» TASK GOAL: For each line of the data below that holds "this", copy the line.

» SUPPLIED DATA:
'''

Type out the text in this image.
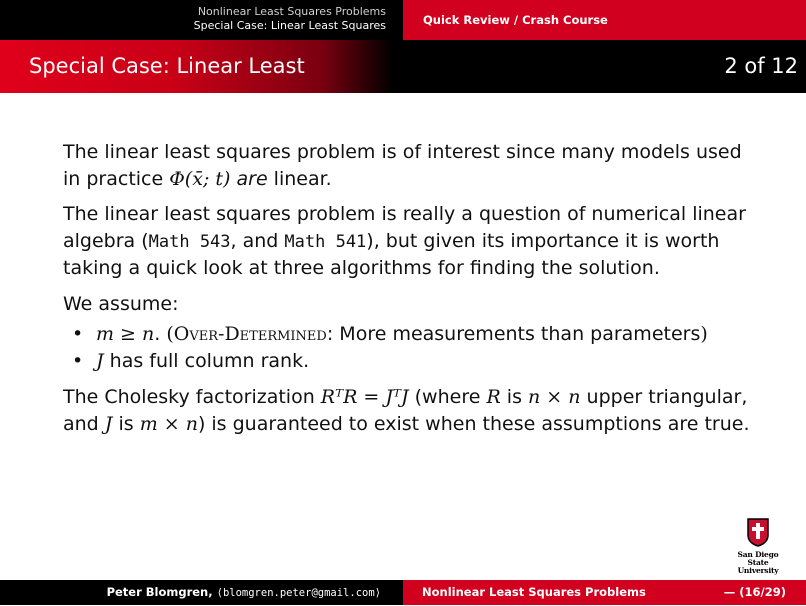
Nonlinear Least Squares Problems
Special Case: Linear Least Squares	Quick Review / Crash Course
Special Case: Linear Least Squares
2 of 12

The linear least squares problem is of interest since many models used in practice Φ(x̄; t) are linear.

The linear least squares problem is really a question of numerical linear algebra (Math 543, and Math 541), but given its importance it is worth taking a quick look at three algorithms for finding the solution.

We assume:

• m ≥ n. (Over-Determined: More measurements than parameters)
• J has full column rank.

The Cholesky factorization RᵀR = JᵀJ (where R is n × n upper triangular, and J is m × n) is guaranteed to exist when these assumptions are true.

San Diego State
University
Peter Blomgren, ⟨blomgren.peter@gmail.com⟩	Nonlinear Least Squares Problems	— (16/29)
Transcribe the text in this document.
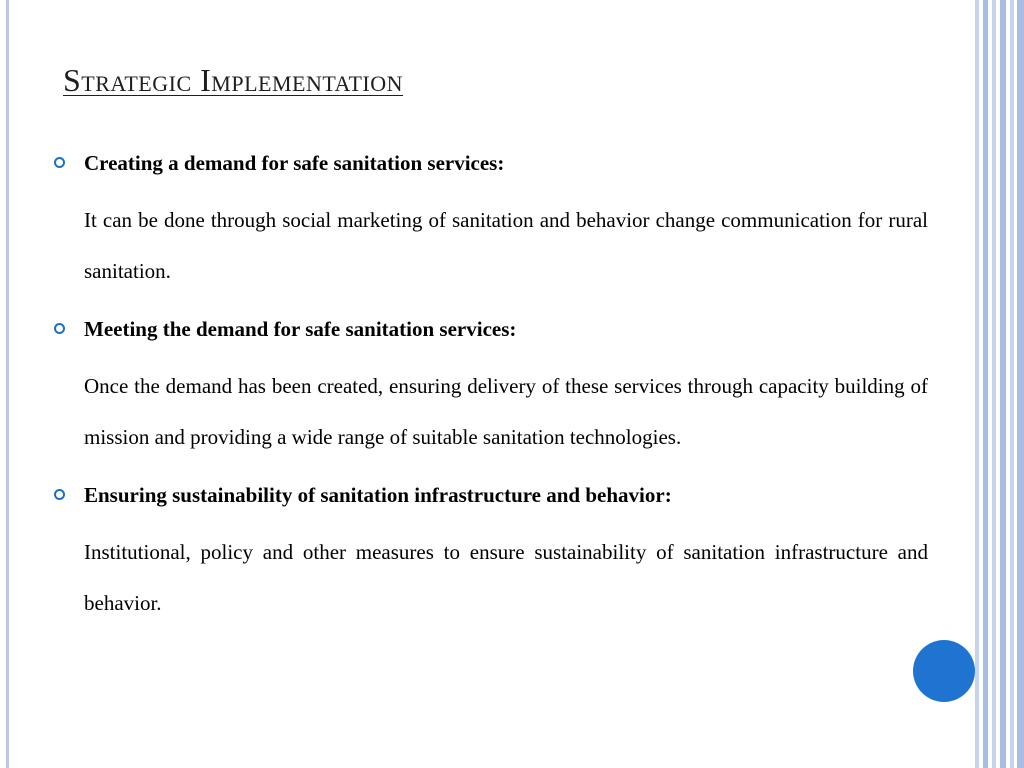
Strategic Implementation

Creating a demand for safe sanitation services:

It can be done through social marketing of sanitation and behavior change communication for rural sanitation.

Meeting the demand for safe sanitation services:

Once the demand has been created, ensuring delivery of these services through capacity building of mission and providing a wide range of suitable sanitation technologies.

Ensuring sustainability of sanitation infrastructure and behavior:

Institutional, policy and other measures to ensure sustainability of sanitation infrastructure and behavior.
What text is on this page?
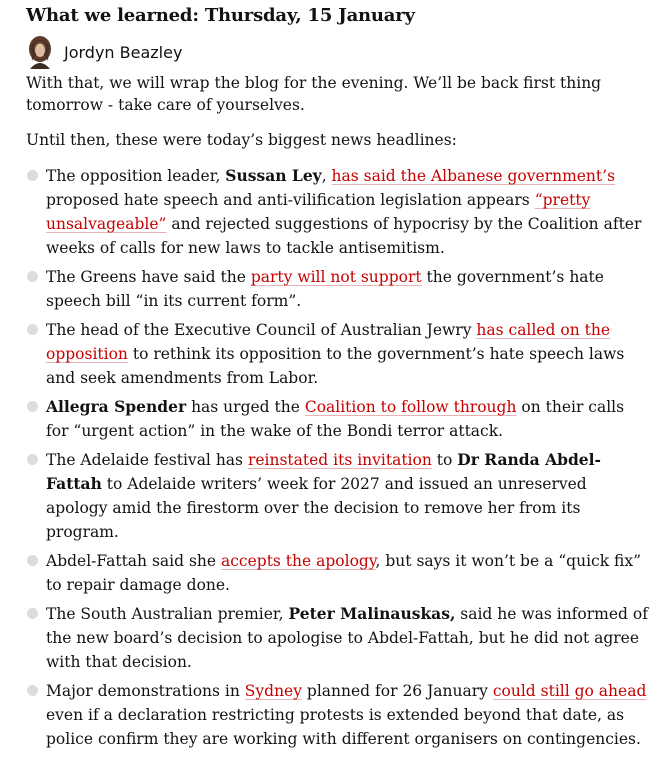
What we learned: Thursday, 15 January
Jordyn Beazley

With that, we will wrap the blog for the evening. We’ll be back first thing tomorrow - take care of yourselves.

Until then, these were today’s biggest news headlines:

The opposition leader, Sussan Ley, has said the Albanese government’s proposed hate speech and anti-vilification legislation appears “pretty unsalvageable” and rejected suggestions of hypocrisy by the Coalition after weeks of calls for new laws to tackle antisemitism.
The Greens have said the party will not support the government’s hate speech bill “in its current form”.
The head of the Executive Council of Australian Jewry has called on the opposition to rethink its opposition to the government’s hate speech laws and seek amendments from Labor.
Allegra Spender has urged the Coalition to follow through on their calls for “urgent action” in the wake of the Bondi terror attack.
The Adelaide festival has reinstated its invitation to Dr Randa Abdel-Fattah to Adelaide writers’ week for 2027 and issued an unreserved apology amid the firestorm over the decision to remove her from its program.
Abdel-Fattah said she accepts the apology, but says it won’t be a “quick fix” to repair damage done.
The South Australian premier, Peter Malinauskas, said he was informed of the new board’s decision to apologise to Abdel-Fattah, but he did not agree with that decision.
Major demonstrations in Sydney planned for 26 January could still go ahead even if a declaration restricting protests is extended beyond that date, as police confirm they are working with different organisers on contingencies.
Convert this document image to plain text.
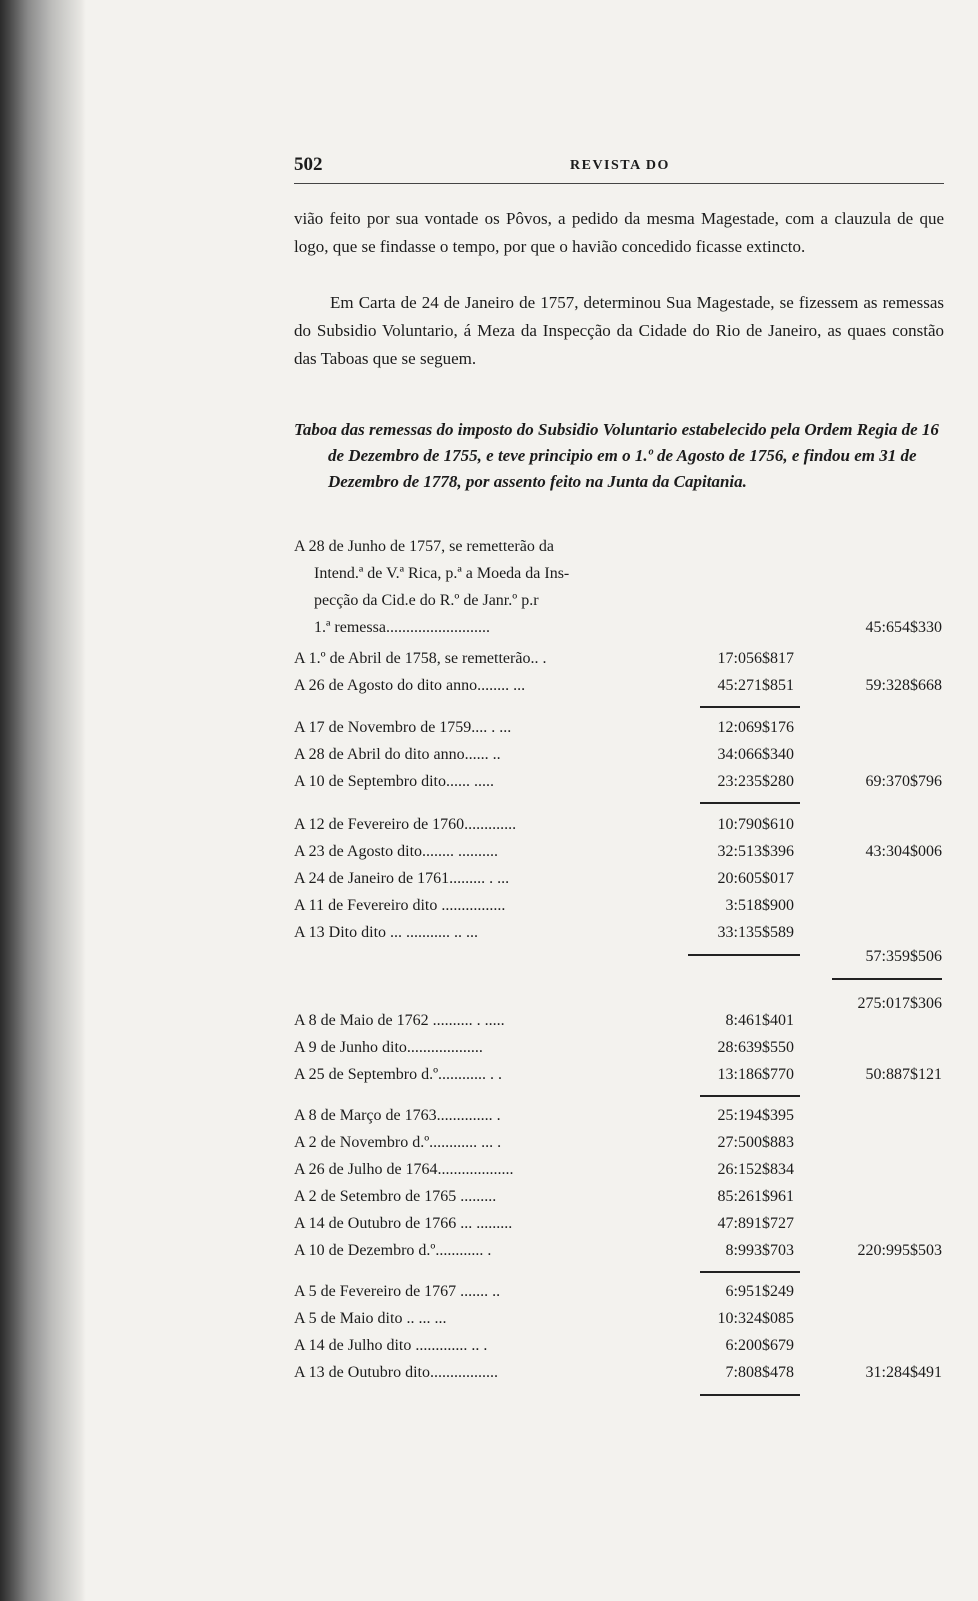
502	REVISTA DO
vião feito por sua vontade os Pôvos, a pedido da mesma Magestade, com a clauzula de que logo, que se findasse o tempo, por que o havião concedido ficasse extincto.
Em Carta de 24 de Janeiro de 1757, determinou Sua Magestade, se fizessem as remessas do Subsidio Voluntario, á Meza da Inspecção da Cidade do Rio de Janeiro, as quaes constão das Taboas que se seguem.
Taboa das remessas do imposto do Subsidio Voluntario estabelecido pela Ordem Regia de 16 de Dezembro de 1755, e teve principio em o 1.º de Agosto de 1756, e findou em 31 de Dezembro de 1778, por assento feito na Junta da Capitania.
A 28 de Junho de 1757, se remetterão da
Intend.ª de V.ª Rica, p.ª a Moeda da Ins-
pecção da Cid.e do R.º de Janr.º p.r
1.ª remessa..........................	45:654$330
A 1.º de Abril de 1758, se remetterão.. .	17:056$817
A 26 de Agosto do dito anno........ ...	45:271$851	59:328$668
A 17 de Novembro de 1759.... . ...	12:069$176
A 28 de Abril do dito anno...... ..	34:066$340
A 10 de Septembro dito...... .....	23:235$280	69:370$796
A 12 de Fevereiro de 1760.............	10:790$610
A 23 de Agosto dito........ ..........	32:513$396	43:304$006
A 24 de Janeiro de 1761......... . ...	20:605$017
A 11 de Fevereiro dito ................	3:518$900
A 13 Dito dito ... ........... .. ...	33:135$589
57:359$506
275:017$306
A 8 de Maio de 1762 .......... . .....	8:461$401
A 9 de Junho dito...................	28:639$550
A 25 de Septembro d.º............ . .	13:186$770	50:887$121
A 8 de Março de 1763.............. .	25:194$395
A 2 de Novembro d.º............ ... .	27:500$883
A 26 de Julho de 1764...................	26:152$834
A 2 de Setembro de 1765 .........	85:261$961
A 14 de Outubro de 1766 ... .........	47:891$727
A 10 de Dezembro d.º............ .	8:993$703	220:995$503
A 5 de Fevereiro de 1767 ....... ..	6:951$249
A 5 de Maio dito .. ... ...	10:324$085
A 14 de Julho dito ............. .. .	6:200$679
A 13 de Outubro dito.................	7:808$478	31:284$491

'''

» OUTPUT OF THE TASK:
Type out the text in this image.
Transcribe the text in this document.
What text is on this page?
Convert this document image to plain text.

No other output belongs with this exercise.